Your goal | Recast all of the entries below as a numbered list, omitting any blank lines.

Records shown |
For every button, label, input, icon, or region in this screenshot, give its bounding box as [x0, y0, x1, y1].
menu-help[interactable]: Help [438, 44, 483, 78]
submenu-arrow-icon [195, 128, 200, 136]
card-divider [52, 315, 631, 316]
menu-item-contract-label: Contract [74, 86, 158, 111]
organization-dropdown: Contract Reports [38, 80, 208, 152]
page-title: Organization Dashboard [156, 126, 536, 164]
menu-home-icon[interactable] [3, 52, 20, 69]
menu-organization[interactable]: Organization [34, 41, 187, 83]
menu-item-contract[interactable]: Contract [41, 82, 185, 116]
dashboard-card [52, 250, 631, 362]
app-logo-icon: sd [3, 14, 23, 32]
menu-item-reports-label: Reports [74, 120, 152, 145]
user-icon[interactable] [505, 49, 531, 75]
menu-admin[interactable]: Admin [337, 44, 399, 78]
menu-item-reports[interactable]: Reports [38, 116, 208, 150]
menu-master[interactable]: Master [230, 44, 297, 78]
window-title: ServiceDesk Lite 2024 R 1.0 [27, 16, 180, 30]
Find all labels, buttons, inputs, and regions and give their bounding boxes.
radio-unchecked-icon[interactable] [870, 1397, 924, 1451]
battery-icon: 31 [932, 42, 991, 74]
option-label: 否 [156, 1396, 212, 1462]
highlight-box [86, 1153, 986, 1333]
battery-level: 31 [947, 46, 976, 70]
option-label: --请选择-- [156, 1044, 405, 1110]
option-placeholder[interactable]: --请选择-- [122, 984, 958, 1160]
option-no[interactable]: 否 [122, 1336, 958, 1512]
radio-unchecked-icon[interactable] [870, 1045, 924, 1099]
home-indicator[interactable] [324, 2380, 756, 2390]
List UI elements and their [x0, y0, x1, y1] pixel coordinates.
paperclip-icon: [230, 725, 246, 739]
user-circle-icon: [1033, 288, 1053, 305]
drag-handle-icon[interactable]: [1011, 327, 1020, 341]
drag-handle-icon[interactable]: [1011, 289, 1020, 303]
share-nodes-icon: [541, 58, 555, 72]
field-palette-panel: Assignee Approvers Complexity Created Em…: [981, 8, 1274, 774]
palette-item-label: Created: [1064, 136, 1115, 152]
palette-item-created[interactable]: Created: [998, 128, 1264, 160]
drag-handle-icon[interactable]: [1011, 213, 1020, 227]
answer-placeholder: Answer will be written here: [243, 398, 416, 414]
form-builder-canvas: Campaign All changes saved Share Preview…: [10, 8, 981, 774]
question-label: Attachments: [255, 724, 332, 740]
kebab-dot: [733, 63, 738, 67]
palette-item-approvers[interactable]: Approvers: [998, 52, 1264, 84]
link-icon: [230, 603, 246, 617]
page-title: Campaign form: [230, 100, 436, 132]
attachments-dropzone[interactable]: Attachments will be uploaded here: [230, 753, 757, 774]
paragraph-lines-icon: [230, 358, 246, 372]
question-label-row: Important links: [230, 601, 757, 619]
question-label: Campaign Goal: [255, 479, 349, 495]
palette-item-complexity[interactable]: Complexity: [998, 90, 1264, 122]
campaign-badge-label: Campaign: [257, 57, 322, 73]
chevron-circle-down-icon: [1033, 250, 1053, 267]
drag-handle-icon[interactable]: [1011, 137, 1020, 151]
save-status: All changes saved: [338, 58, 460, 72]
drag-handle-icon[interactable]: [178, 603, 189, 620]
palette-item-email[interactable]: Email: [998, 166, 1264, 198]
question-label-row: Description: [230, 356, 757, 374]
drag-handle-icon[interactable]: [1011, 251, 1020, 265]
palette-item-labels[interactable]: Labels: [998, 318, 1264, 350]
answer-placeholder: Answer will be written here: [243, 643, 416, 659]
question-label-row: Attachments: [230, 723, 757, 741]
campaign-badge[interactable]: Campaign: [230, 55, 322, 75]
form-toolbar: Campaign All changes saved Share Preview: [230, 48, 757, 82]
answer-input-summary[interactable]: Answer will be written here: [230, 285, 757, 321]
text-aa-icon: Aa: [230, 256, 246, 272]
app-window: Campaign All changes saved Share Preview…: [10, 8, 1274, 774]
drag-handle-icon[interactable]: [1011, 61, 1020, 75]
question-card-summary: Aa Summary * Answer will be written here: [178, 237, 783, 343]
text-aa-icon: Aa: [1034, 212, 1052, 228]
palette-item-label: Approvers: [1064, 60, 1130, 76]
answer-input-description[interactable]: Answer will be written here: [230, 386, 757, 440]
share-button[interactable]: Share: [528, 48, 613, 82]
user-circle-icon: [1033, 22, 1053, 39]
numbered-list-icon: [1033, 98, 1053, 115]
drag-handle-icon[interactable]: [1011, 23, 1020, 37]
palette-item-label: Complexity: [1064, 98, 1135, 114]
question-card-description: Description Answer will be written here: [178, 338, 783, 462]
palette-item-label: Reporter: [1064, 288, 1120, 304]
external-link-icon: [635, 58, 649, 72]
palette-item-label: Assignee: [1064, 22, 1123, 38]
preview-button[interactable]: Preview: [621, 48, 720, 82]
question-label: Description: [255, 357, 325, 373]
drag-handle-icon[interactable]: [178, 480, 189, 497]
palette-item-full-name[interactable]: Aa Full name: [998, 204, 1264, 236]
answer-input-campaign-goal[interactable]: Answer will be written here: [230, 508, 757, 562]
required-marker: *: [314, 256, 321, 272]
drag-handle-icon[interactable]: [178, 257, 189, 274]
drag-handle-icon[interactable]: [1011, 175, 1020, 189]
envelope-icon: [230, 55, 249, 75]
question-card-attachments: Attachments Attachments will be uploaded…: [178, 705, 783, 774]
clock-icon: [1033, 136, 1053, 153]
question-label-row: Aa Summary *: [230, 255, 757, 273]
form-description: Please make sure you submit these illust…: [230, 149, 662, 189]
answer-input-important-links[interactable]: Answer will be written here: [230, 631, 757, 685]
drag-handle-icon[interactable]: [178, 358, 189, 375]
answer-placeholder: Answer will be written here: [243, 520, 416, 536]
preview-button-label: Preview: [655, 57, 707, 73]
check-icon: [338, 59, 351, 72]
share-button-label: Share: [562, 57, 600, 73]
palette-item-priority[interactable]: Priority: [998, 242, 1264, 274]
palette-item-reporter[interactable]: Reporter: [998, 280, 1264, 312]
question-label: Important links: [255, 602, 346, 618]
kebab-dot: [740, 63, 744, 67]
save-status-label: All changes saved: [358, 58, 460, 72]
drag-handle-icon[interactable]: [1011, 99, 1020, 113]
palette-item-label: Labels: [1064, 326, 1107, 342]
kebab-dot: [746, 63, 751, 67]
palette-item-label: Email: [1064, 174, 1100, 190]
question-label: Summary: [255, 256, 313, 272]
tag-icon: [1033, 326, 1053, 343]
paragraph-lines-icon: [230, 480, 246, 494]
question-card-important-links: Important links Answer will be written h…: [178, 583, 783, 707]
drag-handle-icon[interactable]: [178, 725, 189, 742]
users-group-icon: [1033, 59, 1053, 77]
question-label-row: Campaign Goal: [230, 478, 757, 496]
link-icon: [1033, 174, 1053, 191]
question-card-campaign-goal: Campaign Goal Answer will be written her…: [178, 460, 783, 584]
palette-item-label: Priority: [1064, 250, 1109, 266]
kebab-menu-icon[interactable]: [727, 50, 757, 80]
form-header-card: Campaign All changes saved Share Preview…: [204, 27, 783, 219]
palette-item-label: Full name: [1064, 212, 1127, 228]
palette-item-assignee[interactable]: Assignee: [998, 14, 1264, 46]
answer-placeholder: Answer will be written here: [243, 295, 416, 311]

Written answer |
1. For every button, label, input, icon, or region in this screenshot, give its bounding box as [x0, y0, x1, y1].
2. menu-help[interactable]: Help [438, 44, 483, 78]
3. submenu-arrow-icon [195, 128, 200, 136]
4. card-divider [52, 315, 631, 316]
5. menu-item-contract-label: Contract [74, 86, 158, 111]
6. organization-dropdown: Contract Reports [38, 80, 208, 152]
7. page-title: Organization Dashboard [156, 126, 536, 164]
8. menu-home-icon[interactable] [3, 52, 20, 69]
9. menu-organization[interactable]: Organization [34, 41, 187, 83]
10. menu-item-contract[interactable]: Contract [41, 82, 185, 116]
11. dashboard-card [52, 250, 631, 362]
12. app-logo-icon: sd [3, 14, 23, 32]
13. menu-item-reports-label: Reports [74, 120, 152, 145]
14. user-icon[interactable] [505, 49, 531, 75]
15. menu-admin[interactable]: Admin [337, 44, 399, 78]
16. menu-item-reports[interactable]: Reports [38, 116, 208, 150]
17. menu-master[interactable]: Master [230, 44, 297, 78]
18. window-title: ServiceDesk Lite 2024 R 1.0 [27, 16, 180, 30]
19. Find all labels, buttons, inputs, and regions and give their bounding boxes.
20. radio-unchecked-icon[interactable] [870, 1397, 924, 1451]
21. battery-icon: 31 [932, 42, 991, 74]
22. option-label: 否 [156, 1396, 212, 1462]
23. highlight-box [86, 1153, 986, 1333]
24. battery-level: 31 [947, 46, 976, 70]
25. option-label: --请选择-- [156, 1044, 405, 1110]
26. option-placeholder[interactable]: --请选择-- [122, 984, 958, 1160]
27. option-no[interactable]: 否 [122, 1336, 958, 1512]
28. radio-unchecked-icon[interactable] [870, 1045, 924, 1099]
29. home-indicator[interactable] [324, 2380, 756, 2390]
30. List UI elements and their [x0, y0, x1, y1] pixel coordinates.
31. paperclip-icon: [230, 725, 246, 739]
32. user-circle-icon: [1033, 288, 1053, 305]
33. drag-handle-icon[interactable]: [1011, 327, 1020, 341]
34. drag-handle-icon[interactable]: [1011, 289, 1020, 303]
35. share-nodes-icon: [541, 58, 555, 72]
36. field-palette-panel: Assignee Approvers Complexity Created Em…: [981, 8, 1274, 774]
37. palette-item-label: Created: [1064, 136, 1115, 152]
38. palette-item-created[interactable]: Created: [998, 128, 1264, 160]
39. drag-handle-icon[interactable]: [1011, 213, 1020, 227]
40. answer-placeholder: Answer will be written here: [243, 398, 416, 414]
41. form-builder-canvas: Campaign All changes saved Share Preview…: [10, 8, 981, 774]
42. question-label: Attachments: [255, 724, 332, 740]
43. kebab-dot: [733, 63, 738, 67]
44. palette-item-approvers[interactable]: Approvers: [998, 52, 1264, 84]
45. link-icon: [230, 603, 246, 617]
46. page-title: Campaign form: [230, 100, 436, 132]
47. attachments-dropzone[interactable]: Attachments will be uploaded here: [230, 753, 757, 774]
48. paragraph-lines-icon: [230, 358, 246, 372]
49. question-label-row: Important links: [230, 601, 757, 619]
50. question-label: Campaign Goal: [255, 479, 349, 495]
51. palette-item-complexity[interactable]: Complexity: [998, 90, 1264, 122]
52. campaign-badge-label: Campaign: [257, 57, 322, 73]
53. chevron-circle-down-icon: [1033, 250, 1053, 267]
54. drag-handle-icon[interactable]: [1011, 137, 1020, 151]
55. save-status: All changes saved: [338, 58, 460, 72]
56. drag-handle-icon[interactable]: [178, 603, 189, 620]
57. palette-item-email[interactable]: Email: [998, 166, 1264, 198]
58. question-label-row: Description: [230, 356, 757, 374]
59. drag-handle-icon[interactable]: [1011, 251, 1020, 265]
60. palette-item-labels[interactable]: Labels: [998, 318, 1264, 350]
61. answer-placeholder: Answer will be written here: [243, 643, 416, 659]
62. question-label-row: Attachments: [230, 723, 757, 741]
63. campaign-badge[interactable]: Campaign: [230, 55, 322, 75]
64. form-toolbar: Campaign All changes saved Share Preview: [230, 48, 757, 82]
65. answer-input-summary[interactable]: Answer will be written here: [230, 285, 757, 321]
66. text-aa-icon: Aa: [230, 256, 246, 272]
67. app-window: Campaign All changes saved Share Preview…: [10, 8, 1274, 774]
68. drag-handle-icon[interactable]: [1011, 61, 1020, 75]
69. question-card-summary: Aa Summary * Answer will be written here: [178, 237, 783, 343]
70. text-aa-icon: Aa: [1034, 212, 1052, 228]
71. palette-item-label: Approvers: [1064, 60, 1130, 76]
72. answer-input-description[interactable]: Answer will be written here: [230, 386, 757, 440]
73. share-button[interactable]: Share: [528, 48, 613, 82]
74. user-circle-icon: [1033, 22, 1053, 39]
75. numbered-list-icon: [1033, 98, 1053, 115]
76. drag-handle-icon[interactable]: [1011, 23, 1020, 37]
77. palette-item-label: Complexity: [1064, 98, 1135, 114]
78. question-card-description: Description Answer will be written here: [178, 338, 783, 462]
79. palette-item-label: Reporter: [1064, 288, 1120, 304]
80. external-link-icon: [635, 58, 649, 72]
81. palette-item-label: Assignee: [1064, 22, 1123, 38]
82. preview-button[interactable]: Preview: [621, 48, 720, 82]
83. question-label: Description: [255, 357, 325, 373]
84. drag-handle-icon[interactable]: [178, 480, 189, 497]
85. palette-item-full-name[interactable]: Aa Full name: [998, 204, 1264, 236]
86. answer-input-campaign-goal[interactable]: Answer will be written here: [230, 508, 757, 562]
87. required-marker: *: [314, 256, 321, 272]
88. drag-handle-icon[interactable]: [178, 257, 189, 274]
89. drag-handle-icon[interactable]: [1011, 175, 1020, 189]
90. envelope-icon: [230, 55, 249, 75]
91. question-card-attachments: Attachments Attachments will be uploaded…: [178, 705, 783, 774]
92. clock-icon: [1033, 136, 1053, 153]
93. question-label-row: Aa Summary *: [230, 255, 757, 273]
94. form-description: Please make sure you submit these illust…: [230, 149, 662, 189]
95. answer-input-important-links[interactable]: Answer will be written here: [230, 631, 757, 685]
96. drag-handle-icon[interactable]: [178, 358, 189, 375]
97. answer-placeholder: Answer will be written here: [243, 520, 416, 536]
98. preview-button-label: Preview: [655, 57, 707, 73]
99. check-icon: [338, 59, 351, 72]
100. share-button-label: Share: [562, 57, 600, 73]
101. palette-item-priority[interactable]: Priority: [998, 242, 1264, 274]
102. palette-item-reporter[interactable]: Reporter: [998, 280, 1264, 312]
103. question-label: Important links: [255, 602, 346, 618]
104. kebab-dot: [740, 63, 744, 67]
105. save-status-label: All changes saved: [358, 58, 460, 72]
106. drag-handle-icon[interactable]: [1011, 99, 1020, 113]
107. palette-item-label: Labels: [1064, 326, 1107, 342]
108. kebab-dot: [746, 63, 751, 67]
109. palette-item-label: Email: [1064, 174, 1100, 190]
110. question-label: Summary: [255, 256, 313, 272]
111. tag-icon: [1033, 326, 1053, 343]
112. paragraph-lines-icon: [230, 480, 246, 494]
113. question-card-important-links: Important links Answer will be written h…: [178, 583, 783, 707]
114. drag-handle-icon[interactable]: [178, 725, 189, 742]
115. users-group-icon: [1033, 59, 1053, 77]
116. question-label-row: Campaign Goal: [230, 478, 757, 496]
117. link-icon: [1033, 174, 1053, 191]
118. question-card-campaign-goal: Campaign Goal Answer will be written her…: [178, 460, 783, 584]
119. palette-item-label: Priority: [1064, 250, 1109, 266]
120. kebab-menu-icon[interactable]: [727, 50, 757, 80]
121. form-header-card: Campaign All changes saved Share Preview…: [204, 27, 783, 219]
122. palette-item-label: Full name: [1064, 212, 1127, 228]
123. palette-item-assignee[interactable]: Assignee: [998, 14, 1264, 46]
124. answer-placeholder: Answer will be written here: [243, 295, 416, 311]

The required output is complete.